RECORDS PROVIDED:
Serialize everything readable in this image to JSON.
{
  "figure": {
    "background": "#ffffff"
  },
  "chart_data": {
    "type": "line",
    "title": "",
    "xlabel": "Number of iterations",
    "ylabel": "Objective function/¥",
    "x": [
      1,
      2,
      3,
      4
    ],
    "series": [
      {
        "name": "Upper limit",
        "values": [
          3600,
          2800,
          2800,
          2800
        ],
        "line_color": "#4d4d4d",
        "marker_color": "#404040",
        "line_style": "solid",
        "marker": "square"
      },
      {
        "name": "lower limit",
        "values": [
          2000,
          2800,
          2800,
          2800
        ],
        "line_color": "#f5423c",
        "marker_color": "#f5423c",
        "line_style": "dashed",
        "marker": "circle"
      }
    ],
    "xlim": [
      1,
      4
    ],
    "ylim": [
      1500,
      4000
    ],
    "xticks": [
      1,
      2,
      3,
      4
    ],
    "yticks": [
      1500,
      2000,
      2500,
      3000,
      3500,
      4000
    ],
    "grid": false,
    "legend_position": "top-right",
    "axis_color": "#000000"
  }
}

TASK DESCRIPTION: Write out every entry exactly as given.

RESULT OF THIS EXERCISE:
Serialize everything readable in this image to JSON.
{
  "figure": {
    "background": "#ffffff"
  },
  "chart_data": {
    "type": "line",
    "title": "",
    "xlabel": "Number of iterations",
    "ylabel": "Objective function/¥",
    "x": [
      1,
      2,
      3,
      4
    ],
    "series": [
      {
        "name": "Upper limit",
        "values": [
          3600,
          2800,
          2800,
          2800
        ],
        "line_color": "#4d4d4d",
        "marker_color": "#404040",
        "line_style": "solid",
        "marker": "square"
      },
      {
        "name": "lower limit",
        "values": [
          2000,
          2800,
          2800,
          2800
        ],
        "line_color": "#f5423c",
        "marker_color": "#f5423c",
        "line_style": "dashed",
        "marker": "circle"
      }
    ],
    "xlim": [
      1,
      4
    ],
    "ylim": [
      1500,
      4000
    ],
    "xticks": [
      1,
      2,
      3,
      4
    ],
    "yticks": [
      1500,
      2000,
      2500,
      3000,
      3500,
      4000
    ],
    "grid": false,
    "legend_position": "top-right",
    "axis_color": "#000000"
  }
}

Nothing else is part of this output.